→ Do this:
Write the entries out again exactly as they stand, but without the pictures.
-- start of Data supplied --
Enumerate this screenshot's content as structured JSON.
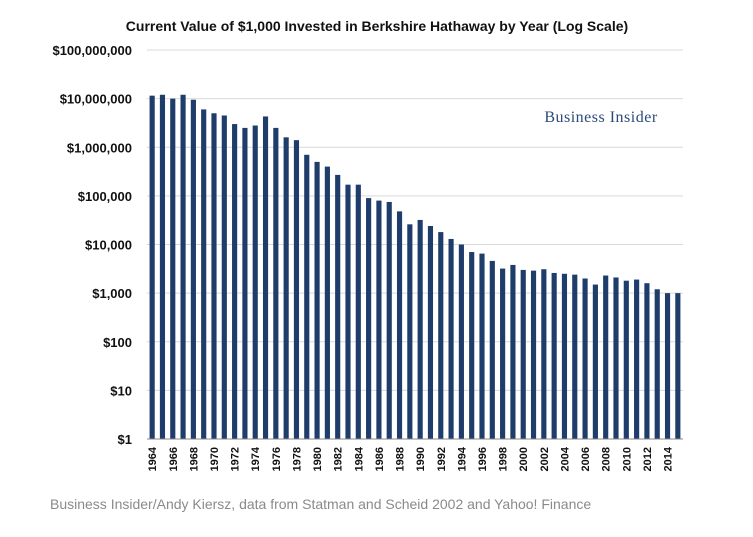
{
  "colors": {
    "bar": "#1f3d6b",
    "grid": "#d9d9d9",
    "axis": "#888888",
    "watermark": "#2b4a78",
    "credit": "#8a8a8a"
  },
  "watermark": "Business Insider",
  "credit": "Business Insider/Andy Kiersz, data from Statman and Scheid 2002 and Yahoo! Finance",
  "chart_data": {
    "type": "bar",
    "title": "Current Value of $1,000 Invested in Berkshire Hathaway by Year (Log Scale)",
    "xlabel": "",
    "ylabel": "",
    "y_scale": "log",
    "ylim": [
      1,
      100000000
    ],
    "grid": true,
    "y_ticks": [
      {
        "value": 1,
        "label": "$1"
      },
      {
        "value": 10,
        "label": "$10"
      },
      {
        "value": 100,
        "label": "$100"
      },
      {
        "value": 1000,
        "label": "$1,000"
      },
      {
        "value": 10000,
        "label": "$10,000"
      },
      {
        "value": 100000,
        "label": "$100,000"
      },
      {
        "value": 1000000,
        "label": "$1,000,000"
      },
      {
        "value": 10000000,
        "label": "$10,000,000"
      },
      {
        "value": 100000000,
        "label": "$100,000,000"
      }
    ],
    "x_tick_labels": [
      "1964",
      "1966",
      "1968",
      "1970",
      "1972",
      "1974",
      "1976",
      "1978",
      "1980",
      "1982",
      "1984",
      "1986",
      "1988",
      "1990",
      "1992",
      "1994",
      "1996",
      "1998",
      "2000",
      "2002",
      "2004",
      "2006",
      "2008",
      "2010",
      "2012",
      "2014"
    ],
    "categories": [
      "1964",
      "1965",
      "1966",
      "1967",
      "1968",
      "1969",
      "1970",
      "1971",
      "1972",
      "1973",
      "1974",
      "1975",
      "1976",
      "1977",
      "1978",
      "1979",
      "1980",
      "1981",
      "1982",
      "1983",
      "1984",
      "1985",
      "1986",
      "1987",
      "1988",
      "1989",
      "1990",
      "1991",
      "1992",
      "1993",
      "1994",
      "1995",
      "1996",
      "1997",
      "1998",
      "1999",
      "2000",
      "2001",
      "2002",
      "2003",
      "2004",
      "2005",
      "2006",
      "2007",
      "2008",
      "2009",
      "2010",
      "2011",
      "2012",
      "2013",
      "2014",
      "2015"
    ],
    "values": [
      11500000,
      12000000,
      10000000,
      12000000,
      9500000,
      6000000,
      5000000,
      4500000,
      3000000,
      2500000,
      2800000,
      4300000,
      2500000,
      1600000,
      1400000,
      700000,
      500000,
      400000,
      270000,
      170000,
      170000,
      90000,
      80000,
      75000,
      48000,
      26000,
      32000,
      24000,
      18000,
      13000,
      10000,
      7000,
      6500,
      4600,
      3200,
      3800,
      3000,
      2900,
      3100,
      2600,
      2500,
      2400,
      2000,
      1500,
      2300,
      2100,
      1800,
      1900,
      1600,
      1200,
      1000,
      1000
    ]
  }
}
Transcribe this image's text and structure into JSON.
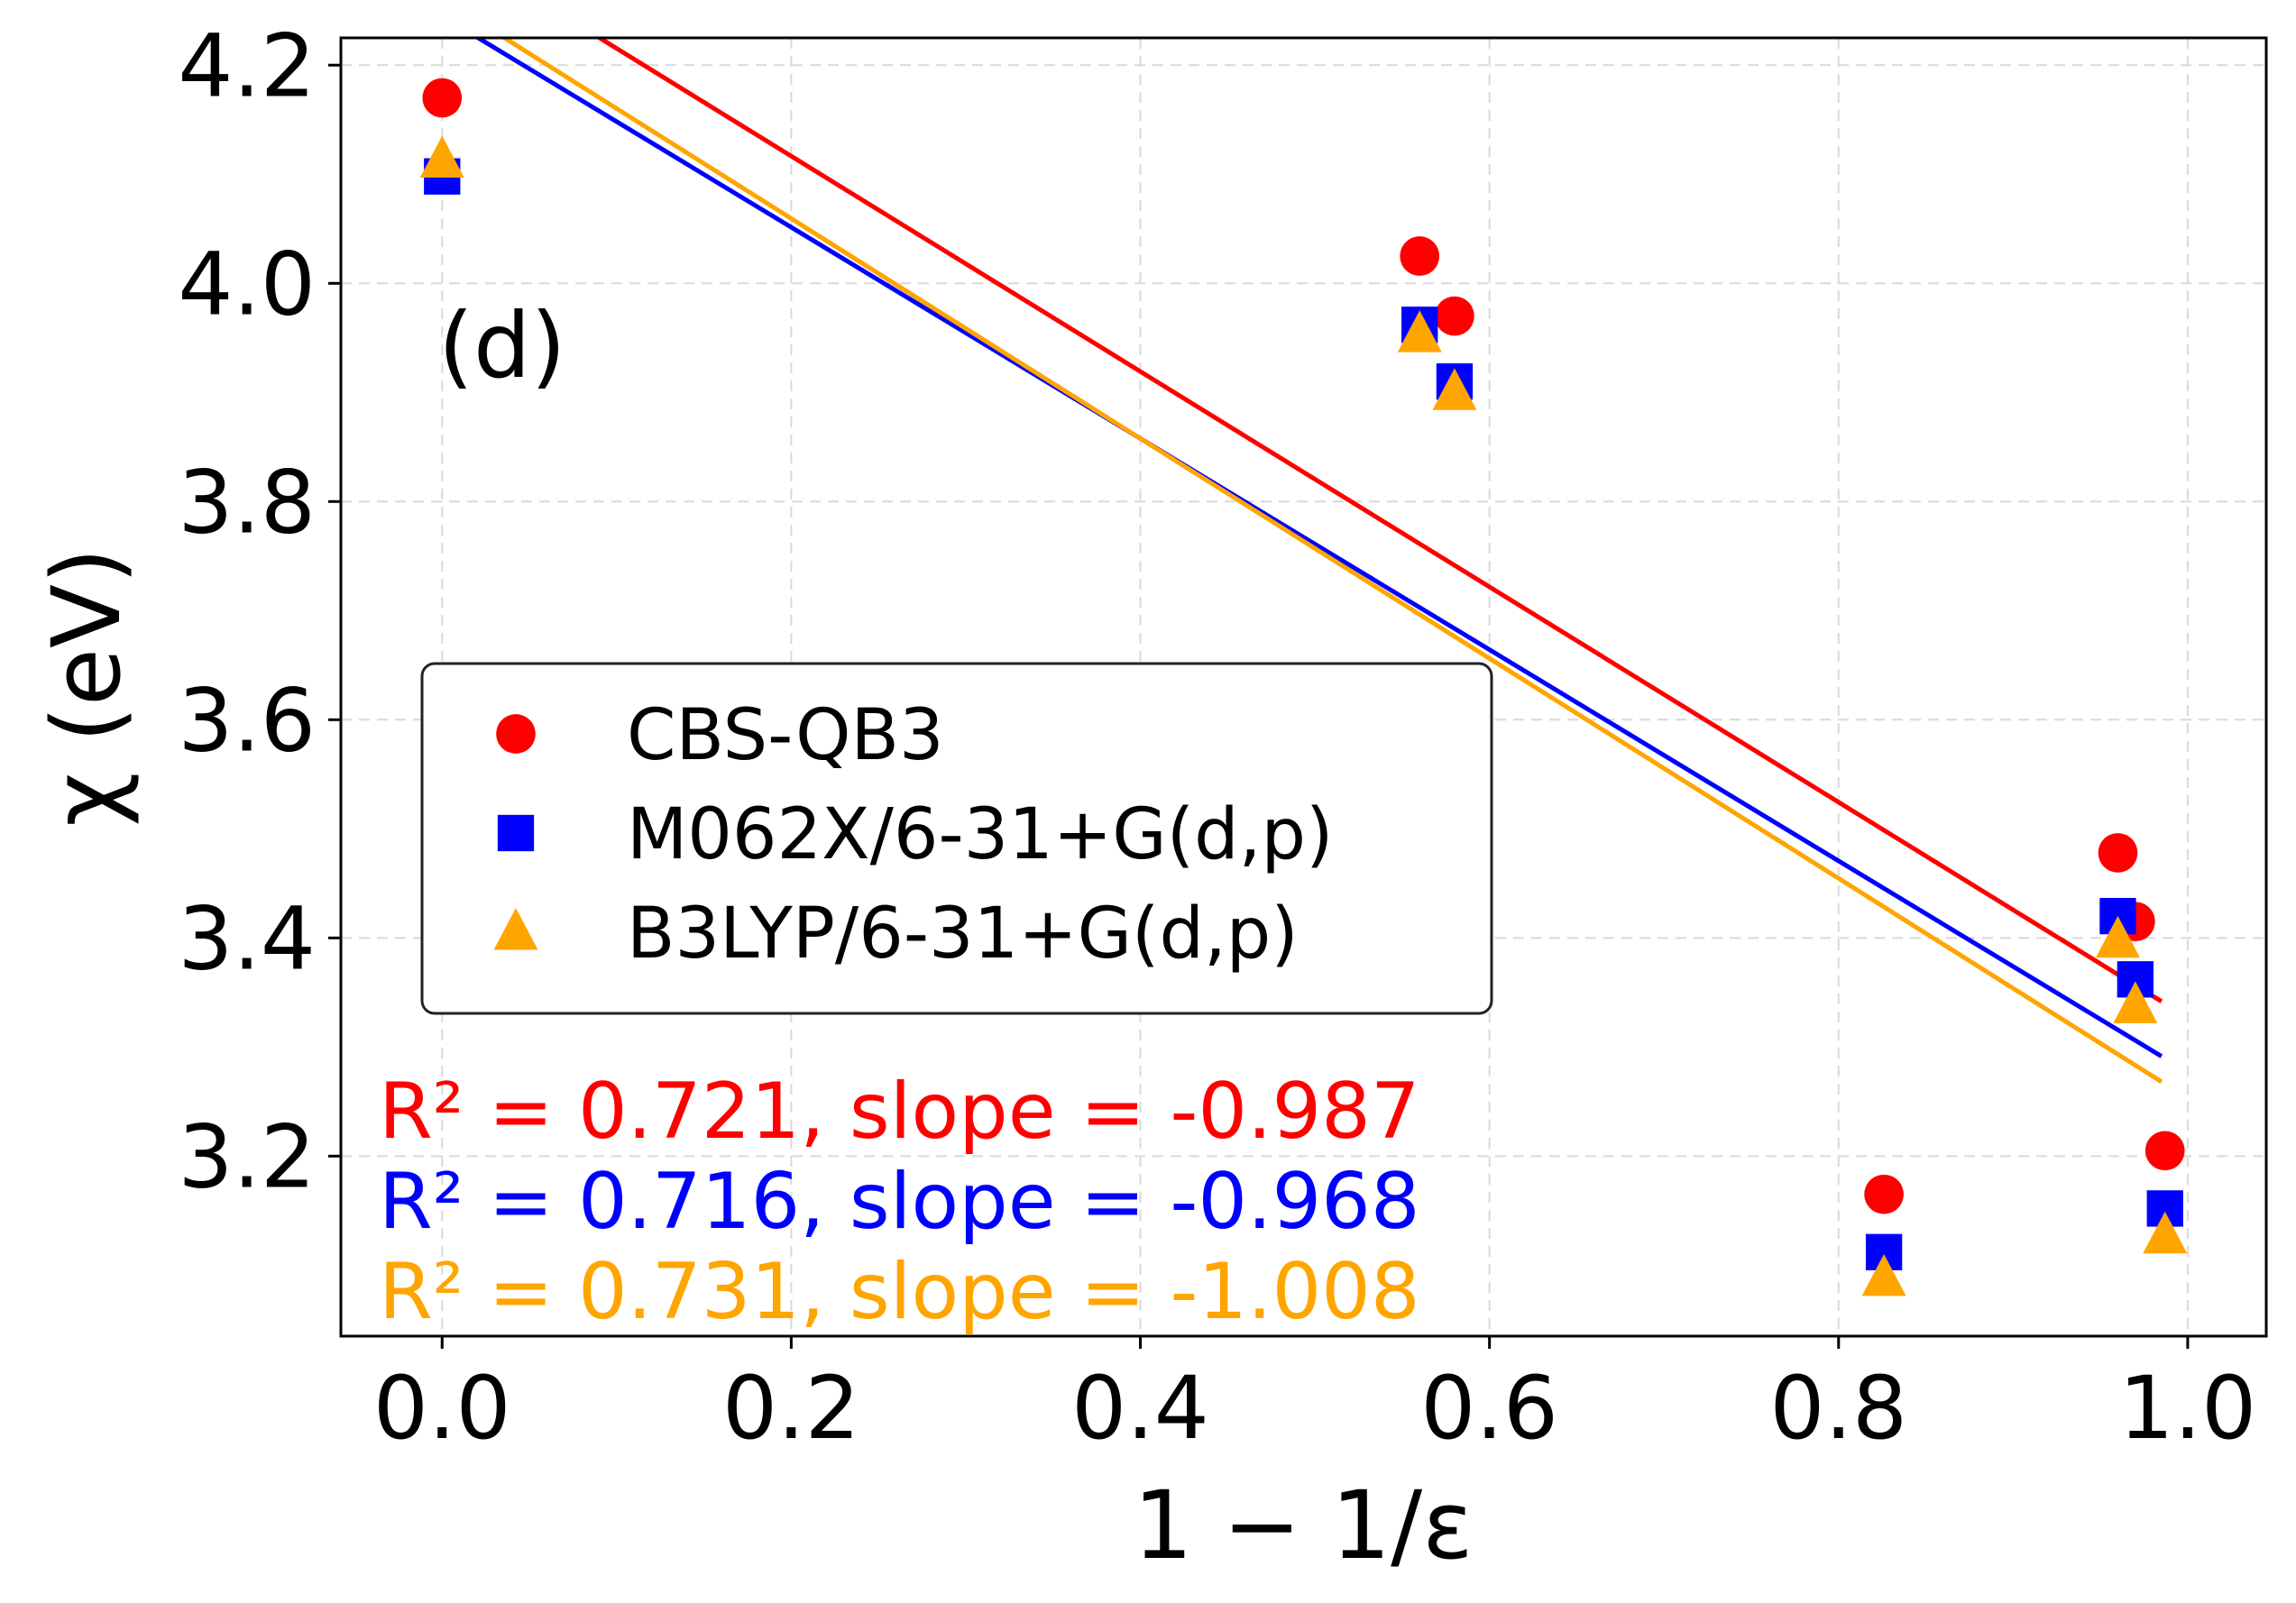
-- end of Data supplied --
→ Solution for this problem:
Enumerate this screenshot's content as structured JSON.
{
  "colors": {
    "bar": "#1f3d6b",
    "grid": "#d9d9d9",
    "axis": "#888888",
    "watermark": "#2b4a78",
    "credit": "#8a8a8a"
  },
  "watermark": "Business Insider",
  "credit": "Business Insider/Andy Kiersz, data from Statman and Scheid 2002 and Yahoo! Finance",
  "chart_data": {
    "type": "bar",
    "title": "Current Value of $1,000 Invested in Berkshire Hathaway by Year (Log Scale)",
    "xlabel": "",
    "ylabel": "",
    "y_scale": "log",
    "ylim": [
      1,
      100000000
    ],
    "grid": true,
    "y_ticks": [
      {
        "value": 1,
        "label": "$1"
      },
      {
        "value": 10,
        "label": "$10"
      },
      {
        "value": 100,
        "label": "$100"
      },
      {
        "value": 1000,
        "label": "$1,000"
      },
      {
        "value": 10000,
        "label": "$10,000"
      },
      {
        "value": 100000,
        "label": "$100,000"
      },
      {
        "value": 1000000,
        "label": "$1,000,000"
      },
      {
        "value": 10000000,
        "label": "$10,000,000"
      },
      {
        "value": 100000000,
        "label": "$100,000,000"
      }
    ],
    "x_tick_labels": [
      "1964",
      "1966",
      "1968",
      "1970",
      "1972",
      "1974",
      "1976",
      "1978",
      "1980",
      "1982",
      "1984",
      "1986",
      "1988",
      "1990",
      "1992",
      "1994",
      "1996",
      "1998",
      "2000",
      "2002",
      "2004",
      "2006",
      "2008",
      "2010",
      "2012",
      "2014"
    ],
    "categories": [
      "1964",
      "1965",
      "1966",
      "1967",
      "1968",
      "1969",
      "1970",
      "1971",
      "1972",
      "1973",
      "1974",
      "1975",
      "1976",
      "1977",
      "1978",
      "1979",
      "1980",
      "1981",
      "1982",
      "1983",
      "1984",
      "1985",
      "1986",
      "1987",
      "1988",
      "1989",
      "1990",
      "1991",
      "1992",
      "1993",
      "1994",
      "1995",
      "1996",
      "1997",
      "1998",
      "1999",
      "2000",
      "2001",
      "2002",
      "2003",
      "2004",
      "2005",
      "2006",
      "2007",
      "2008",
      "2009",
      "2010",
      "2011",
      "2012",
      "2013",
      "2014",
      "2015"
    ],
    "values": [
      11500000,
      12000000,
      10000000,
      12000000,
      9500000,
      6000000,
      5000000,
      4500000,
      3000000,
      2500000,
      2800000,
      4300000,
      2500000,
      1600000,
      1400000,
      700000,
      500000,
      400000,
      270000,
      170000,
      170000,
      90000,
      80000,
      75000,
      48000,
      26000,
      32000,
      24000,
      18000,
      13000,
      10000,
      7000,
      6500,
      4600,
      3200,
      3800,
      3000,
      2900,
      3100,
      2600,
      2500,
      2400,
      2000,
      1500,
      2300,
      2100,
      1800,
      1900,
      1600,
      1200,
      1000,
      1000
    ]
  }
}
Transcribe this image's text and structure into JSON.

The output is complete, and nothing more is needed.